Make an exact copy of all the data.

Task inputs:

....................

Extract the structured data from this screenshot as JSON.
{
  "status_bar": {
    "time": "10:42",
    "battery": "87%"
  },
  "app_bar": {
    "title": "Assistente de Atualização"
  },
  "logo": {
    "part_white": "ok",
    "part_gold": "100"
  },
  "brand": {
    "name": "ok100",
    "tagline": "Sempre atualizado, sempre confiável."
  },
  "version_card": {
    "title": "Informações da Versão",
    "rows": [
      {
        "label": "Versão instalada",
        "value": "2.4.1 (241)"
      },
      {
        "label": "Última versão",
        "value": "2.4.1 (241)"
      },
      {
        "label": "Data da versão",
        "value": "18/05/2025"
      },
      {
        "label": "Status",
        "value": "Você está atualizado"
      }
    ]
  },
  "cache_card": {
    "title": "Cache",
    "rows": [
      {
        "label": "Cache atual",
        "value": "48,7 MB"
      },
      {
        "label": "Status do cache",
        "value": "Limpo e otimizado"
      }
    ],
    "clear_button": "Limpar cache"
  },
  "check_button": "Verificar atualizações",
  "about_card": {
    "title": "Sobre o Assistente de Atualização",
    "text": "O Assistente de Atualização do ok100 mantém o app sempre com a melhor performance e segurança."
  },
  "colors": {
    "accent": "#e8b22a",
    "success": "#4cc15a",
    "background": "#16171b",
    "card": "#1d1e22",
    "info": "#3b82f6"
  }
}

....................

Problem solution:
Extract the structured data from this screenshot as JSON.
{
  "status_bar": {
    "time": "10:42",
    "battery": "87%"
  },
  "app_bar": {
    "title": "Assistente de Atualização"
  },
  "logo": {
    "part_white": "ok",
    "part_gold": "100"
  },
  "brand": {
    "name": "ok100",
    "tagline": "Sempre atualizado, sempre confiável."
  },
  "version_card": {
    "title": "Informações da Versão",
    "rows": [
      {
        "label": "Versão instalada",
        "value": "2.4.1 (241)"
      },
      {
        "label": "Última versão",
        "value": "2.4.1 (241)"
      },
      {
        "label": "Data da versão",
        "value": "18/05/2025"
      },
      {
        "label": "Status",
        "value": "Você está atualizado"
      }
    ]
  },
  "cache_card": {
    "title": "Cache",
    "rows": [
      {
        "label": "Cache atual",
        "value": "48,7 MB"
      },
      {
        "label": "Status do cache",
        "value": "Limpo e otimizado"
      }
    ],
    "clear_button": "Limpar cache"
  },
  "check_button": "Verificar atualizações",
  "about_card": {
    "title": "Sobre o Assistente de Atualização",
    "text": "O Assistente de Atualização do ok100 mantém o app sempre com a melhor performance e segurança."
  },
  "colors": {
    "accent": "#e8b22a",
    "success": "#4cc15a",
    "background": "#16171b",
    "card": "#1d1e22",
    "info": "#3b82f6"
  }
}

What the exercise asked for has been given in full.